What to produce: Select and reproduce each line of the listing below that bears the string "model".

Exercise material:
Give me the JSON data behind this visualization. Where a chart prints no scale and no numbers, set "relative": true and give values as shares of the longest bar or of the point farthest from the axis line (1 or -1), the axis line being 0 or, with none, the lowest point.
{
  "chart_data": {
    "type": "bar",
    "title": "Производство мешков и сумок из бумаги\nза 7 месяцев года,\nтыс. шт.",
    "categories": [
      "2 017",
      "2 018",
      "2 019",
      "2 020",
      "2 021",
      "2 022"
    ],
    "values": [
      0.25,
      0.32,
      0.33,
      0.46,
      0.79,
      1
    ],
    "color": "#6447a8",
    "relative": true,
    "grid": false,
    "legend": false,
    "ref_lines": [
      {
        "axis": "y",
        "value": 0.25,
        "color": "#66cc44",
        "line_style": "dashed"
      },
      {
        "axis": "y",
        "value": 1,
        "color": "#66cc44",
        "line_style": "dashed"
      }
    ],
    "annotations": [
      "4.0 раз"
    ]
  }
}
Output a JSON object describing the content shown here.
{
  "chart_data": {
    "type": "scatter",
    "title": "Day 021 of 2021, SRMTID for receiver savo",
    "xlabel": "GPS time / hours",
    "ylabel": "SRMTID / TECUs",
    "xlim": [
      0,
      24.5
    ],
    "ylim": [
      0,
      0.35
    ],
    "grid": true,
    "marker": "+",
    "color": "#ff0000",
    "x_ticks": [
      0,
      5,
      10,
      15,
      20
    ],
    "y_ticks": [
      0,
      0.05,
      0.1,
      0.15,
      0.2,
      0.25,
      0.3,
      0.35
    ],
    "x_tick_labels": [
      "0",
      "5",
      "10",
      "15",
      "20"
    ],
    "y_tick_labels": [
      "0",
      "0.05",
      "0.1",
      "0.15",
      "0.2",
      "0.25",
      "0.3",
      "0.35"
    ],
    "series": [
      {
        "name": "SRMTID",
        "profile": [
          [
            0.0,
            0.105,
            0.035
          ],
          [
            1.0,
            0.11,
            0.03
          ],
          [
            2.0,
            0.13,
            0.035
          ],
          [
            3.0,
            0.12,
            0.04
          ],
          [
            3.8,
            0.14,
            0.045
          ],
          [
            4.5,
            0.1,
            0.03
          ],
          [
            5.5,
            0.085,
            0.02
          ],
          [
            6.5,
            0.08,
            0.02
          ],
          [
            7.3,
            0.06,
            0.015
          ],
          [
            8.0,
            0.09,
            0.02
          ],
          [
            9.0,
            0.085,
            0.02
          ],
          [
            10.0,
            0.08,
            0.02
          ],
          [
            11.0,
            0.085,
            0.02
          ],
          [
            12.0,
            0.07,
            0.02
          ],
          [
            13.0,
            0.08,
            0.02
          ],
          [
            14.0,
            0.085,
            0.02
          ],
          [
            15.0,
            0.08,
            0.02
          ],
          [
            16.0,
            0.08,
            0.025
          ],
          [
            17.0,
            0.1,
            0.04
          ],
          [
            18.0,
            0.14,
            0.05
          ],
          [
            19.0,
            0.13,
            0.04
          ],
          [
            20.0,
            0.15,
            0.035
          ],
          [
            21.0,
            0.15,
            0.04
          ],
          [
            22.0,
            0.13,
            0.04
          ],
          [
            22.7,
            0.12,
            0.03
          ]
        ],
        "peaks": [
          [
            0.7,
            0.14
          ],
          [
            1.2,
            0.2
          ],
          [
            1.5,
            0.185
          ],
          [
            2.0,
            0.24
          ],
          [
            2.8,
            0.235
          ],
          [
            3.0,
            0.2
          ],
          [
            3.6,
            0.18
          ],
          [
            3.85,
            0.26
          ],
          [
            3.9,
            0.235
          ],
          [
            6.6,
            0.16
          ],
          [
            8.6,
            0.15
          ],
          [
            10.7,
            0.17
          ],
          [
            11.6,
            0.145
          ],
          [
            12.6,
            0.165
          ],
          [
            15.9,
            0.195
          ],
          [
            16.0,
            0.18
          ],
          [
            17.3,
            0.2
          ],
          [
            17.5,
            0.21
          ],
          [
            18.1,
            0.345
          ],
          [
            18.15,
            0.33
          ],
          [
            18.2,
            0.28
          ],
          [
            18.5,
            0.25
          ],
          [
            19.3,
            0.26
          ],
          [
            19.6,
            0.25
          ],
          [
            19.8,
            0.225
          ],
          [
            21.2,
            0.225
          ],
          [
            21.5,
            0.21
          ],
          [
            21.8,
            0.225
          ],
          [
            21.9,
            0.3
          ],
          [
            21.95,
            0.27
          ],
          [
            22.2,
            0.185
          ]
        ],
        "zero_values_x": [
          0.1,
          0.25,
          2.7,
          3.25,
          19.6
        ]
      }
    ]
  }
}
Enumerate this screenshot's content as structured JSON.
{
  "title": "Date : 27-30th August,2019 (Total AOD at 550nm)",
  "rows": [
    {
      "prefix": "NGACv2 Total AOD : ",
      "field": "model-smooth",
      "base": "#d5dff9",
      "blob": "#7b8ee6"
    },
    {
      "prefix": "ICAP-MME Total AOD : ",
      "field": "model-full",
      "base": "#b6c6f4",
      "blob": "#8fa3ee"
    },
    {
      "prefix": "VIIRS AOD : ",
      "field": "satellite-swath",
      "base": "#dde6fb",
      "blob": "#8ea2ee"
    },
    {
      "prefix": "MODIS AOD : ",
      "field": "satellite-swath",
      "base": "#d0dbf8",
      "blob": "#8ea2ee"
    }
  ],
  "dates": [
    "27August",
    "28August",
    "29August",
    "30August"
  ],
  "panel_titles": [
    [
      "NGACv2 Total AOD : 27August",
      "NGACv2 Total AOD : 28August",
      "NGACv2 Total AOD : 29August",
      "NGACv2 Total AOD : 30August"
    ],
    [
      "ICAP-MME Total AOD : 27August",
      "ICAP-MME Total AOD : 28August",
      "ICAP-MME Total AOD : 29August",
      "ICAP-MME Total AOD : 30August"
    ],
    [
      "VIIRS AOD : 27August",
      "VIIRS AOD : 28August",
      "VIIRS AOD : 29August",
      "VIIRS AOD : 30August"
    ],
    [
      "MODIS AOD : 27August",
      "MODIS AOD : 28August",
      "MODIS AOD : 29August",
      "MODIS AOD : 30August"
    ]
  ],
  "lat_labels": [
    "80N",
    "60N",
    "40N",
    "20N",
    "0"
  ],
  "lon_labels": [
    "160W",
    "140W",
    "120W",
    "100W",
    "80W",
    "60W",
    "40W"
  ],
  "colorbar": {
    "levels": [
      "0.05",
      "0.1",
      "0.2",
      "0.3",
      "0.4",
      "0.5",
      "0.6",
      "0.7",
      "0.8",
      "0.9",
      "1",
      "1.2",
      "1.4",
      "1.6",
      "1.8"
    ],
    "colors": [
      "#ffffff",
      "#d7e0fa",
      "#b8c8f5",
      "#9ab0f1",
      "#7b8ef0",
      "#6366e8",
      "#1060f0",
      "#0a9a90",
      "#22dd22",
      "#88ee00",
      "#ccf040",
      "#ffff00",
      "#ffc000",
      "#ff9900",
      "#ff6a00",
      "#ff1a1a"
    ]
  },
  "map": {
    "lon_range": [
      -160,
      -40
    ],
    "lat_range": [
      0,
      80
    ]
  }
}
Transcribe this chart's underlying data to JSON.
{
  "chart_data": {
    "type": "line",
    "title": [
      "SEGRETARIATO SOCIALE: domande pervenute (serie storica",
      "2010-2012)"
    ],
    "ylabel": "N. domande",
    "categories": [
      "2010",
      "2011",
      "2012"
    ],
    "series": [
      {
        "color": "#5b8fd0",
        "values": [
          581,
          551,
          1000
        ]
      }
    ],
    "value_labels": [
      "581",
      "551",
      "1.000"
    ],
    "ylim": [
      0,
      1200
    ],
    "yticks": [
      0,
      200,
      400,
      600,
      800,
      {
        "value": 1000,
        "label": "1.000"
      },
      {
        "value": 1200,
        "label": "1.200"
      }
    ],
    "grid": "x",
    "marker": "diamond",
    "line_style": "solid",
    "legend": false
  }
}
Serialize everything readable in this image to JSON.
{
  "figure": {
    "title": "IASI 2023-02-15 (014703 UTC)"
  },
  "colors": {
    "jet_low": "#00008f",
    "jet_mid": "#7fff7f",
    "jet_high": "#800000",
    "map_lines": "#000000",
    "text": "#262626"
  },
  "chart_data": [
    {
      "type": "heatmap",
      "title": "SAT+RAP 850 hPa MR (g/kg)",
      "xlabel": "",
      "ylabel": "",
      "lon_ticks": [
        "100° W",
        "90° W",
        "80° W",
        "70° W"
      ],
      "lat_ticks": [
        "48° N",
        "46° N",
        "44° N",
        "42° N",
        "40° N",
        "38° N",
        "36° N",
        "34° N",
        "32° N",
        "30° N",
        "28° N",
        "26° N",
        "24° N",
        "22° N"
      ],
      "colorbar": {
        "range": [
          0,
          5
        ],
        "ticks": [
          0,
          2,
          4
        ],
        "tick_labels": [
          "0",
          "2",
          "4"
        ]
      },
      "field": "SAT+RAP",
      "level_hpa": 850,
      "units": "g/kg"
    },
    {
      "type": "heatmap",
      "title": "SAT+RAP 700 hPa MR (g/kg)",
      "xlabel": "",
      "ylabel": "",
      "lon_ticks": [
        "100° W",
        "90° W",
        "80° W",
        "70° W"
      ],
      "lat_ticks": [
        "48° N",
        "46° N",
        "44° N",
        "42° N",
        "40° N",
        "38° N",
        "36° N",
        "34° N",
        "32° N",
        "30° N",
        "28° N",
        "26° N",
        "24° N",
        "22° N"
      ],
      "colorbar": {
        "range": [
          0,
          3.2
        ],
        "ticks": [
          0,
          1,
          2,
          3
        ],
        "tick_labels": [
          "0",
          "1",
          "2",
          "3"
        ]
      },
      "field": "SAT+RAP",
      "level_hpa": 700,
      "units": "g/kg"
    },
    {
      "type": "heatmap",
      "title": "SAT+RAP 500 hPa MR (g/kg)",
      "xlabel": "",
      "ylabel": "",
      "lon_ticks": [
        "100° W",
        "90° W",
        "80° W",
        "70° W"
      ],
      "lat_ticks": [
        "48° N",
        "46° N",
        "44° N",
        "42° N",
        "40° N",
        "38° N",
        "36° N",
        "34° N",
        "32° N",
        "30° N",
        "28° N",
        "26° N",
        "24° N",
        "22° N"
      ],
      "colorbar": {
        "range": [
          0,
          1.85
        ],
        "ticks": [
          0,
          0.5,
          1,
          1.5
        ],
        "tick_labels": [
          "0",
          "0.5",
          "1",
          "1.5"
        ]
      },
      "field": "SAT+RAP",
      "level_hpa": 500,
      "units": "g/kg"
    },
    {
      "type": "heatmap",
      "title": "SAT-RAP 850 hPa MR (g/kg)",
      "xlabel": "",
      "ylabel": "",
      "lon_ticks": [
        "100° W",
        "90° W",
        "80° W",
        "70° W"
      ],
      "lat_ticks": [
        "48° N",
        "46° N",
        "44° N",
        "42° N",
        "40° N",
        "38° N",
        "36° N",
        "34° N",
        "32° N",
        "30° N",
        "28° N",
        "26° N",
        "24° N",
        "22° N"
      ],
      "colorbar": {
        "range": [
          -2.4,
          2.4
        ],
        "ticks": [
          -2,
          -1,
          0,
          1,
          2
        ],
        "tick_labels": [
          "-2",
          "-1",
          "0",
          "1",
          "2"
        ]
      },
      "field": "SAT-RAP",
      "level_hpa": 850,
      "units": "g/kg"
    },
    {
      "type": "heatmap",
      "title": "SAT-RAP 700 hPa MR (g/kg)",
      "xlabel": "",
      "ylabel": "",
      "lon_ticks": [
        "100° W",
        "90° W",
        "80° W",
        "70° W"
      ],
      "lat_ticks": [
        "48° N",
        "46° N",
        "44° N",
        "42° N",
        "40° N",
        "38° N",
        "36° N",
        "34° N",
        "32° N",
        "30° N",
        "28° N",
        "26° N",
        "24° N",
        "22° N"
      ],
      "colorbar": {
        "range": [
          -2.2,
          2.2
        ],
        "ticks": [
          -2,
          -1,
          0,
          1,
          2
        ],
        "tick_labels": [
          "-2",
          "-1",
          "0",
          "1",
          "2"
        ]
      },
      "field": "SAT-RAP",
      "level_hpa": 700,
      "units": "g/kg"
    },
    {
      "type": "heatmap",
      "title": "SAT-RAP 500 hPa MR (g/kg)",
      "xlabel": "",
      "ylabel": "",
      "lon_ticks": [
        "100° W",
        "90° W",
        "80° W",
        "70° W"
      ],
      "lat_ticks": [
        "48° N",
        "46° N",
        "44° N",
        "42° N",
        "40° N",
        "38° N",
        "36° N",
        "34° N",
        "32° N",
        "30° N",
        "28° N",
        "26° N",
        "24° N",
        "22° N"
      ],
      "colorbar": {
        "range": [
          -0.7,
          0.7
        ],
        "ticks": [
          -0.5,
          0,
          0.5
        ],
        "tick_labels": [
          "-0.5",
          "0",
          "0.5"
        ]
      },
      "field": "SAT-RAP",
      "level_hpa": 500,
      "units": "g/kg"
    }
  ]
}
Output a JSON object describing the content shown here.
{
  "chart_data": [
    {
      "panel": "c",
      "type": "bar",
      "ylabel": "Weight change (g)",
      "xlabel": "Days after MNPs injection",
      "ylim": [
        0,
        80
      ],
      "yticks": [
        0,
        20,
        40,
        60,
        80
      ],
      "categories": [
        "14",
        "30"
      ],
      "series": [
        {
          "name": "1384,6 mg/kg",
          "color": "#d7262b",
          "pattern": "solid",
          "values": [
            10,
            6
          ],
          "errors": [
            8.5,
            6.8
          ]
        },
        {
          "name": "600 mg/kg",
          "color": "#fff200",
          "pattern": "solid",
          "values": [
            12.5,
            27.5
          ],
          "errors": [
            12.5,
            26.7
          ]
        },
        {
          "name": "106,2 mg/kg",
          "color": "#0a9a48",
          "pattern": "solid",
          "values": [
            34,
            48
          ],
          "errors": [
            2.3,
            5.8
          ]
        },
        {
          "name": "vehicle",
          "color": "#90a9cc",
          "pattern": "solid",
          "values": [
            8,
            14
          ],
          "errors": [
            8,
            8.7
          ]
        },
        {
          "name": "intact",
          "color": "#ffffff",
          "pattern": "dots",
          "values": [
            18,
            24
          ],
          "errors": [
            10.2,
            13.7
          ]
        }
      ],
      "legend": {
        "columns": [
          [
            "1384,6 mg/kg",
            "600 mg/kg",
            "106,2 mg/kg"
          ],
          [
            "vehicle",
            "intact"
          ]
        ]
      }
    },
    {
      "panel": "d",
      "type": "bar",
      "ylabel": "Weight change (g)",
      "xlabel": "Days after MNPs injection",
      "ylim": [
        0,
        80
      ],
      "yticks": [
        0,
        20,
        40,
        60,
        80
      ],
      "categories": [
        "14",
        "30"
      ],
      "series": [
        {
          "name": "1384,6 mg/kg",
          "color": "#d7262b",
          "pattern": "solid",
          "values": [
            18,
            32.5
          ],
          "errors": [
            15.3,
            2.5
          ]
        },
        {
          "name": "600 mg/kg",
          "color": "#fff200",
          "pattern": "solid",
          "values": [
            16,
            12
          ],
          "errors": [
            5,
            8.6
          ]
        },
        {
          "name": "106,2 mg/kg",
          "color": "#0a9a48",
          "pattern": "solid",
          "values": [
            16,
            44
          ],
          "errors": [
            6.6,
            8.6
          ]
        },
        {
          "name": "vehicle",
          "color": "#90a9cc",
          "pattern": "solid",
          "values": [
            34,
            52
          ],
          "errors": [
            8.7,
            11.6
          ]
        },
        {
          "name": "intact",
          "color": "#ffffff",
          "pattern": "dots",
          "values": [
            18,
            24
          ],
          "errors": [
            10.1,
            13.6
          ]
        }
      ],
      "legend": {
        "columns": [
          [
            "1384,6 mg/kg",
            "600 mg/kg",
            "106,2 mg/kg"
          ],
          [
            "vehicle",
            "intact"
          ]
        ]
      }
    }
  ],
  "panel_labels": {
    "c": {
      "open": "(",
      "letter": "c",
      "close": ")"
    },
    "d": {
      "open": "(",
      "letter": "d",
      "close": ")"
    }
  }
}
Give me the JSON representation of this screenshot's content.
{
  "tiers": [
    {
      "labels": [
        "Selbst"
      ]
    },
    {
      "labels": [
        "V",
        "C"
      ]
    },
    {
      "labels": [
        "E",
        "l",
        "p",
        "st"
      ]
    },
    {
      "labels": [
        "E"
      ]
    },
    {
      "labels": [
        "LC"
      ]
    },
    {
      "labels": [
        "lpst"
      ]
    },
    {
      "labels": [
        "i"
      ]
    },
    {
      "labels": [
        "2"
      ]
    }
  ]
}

Final result:
      "field": "model-smooth",
      "field": "model-full",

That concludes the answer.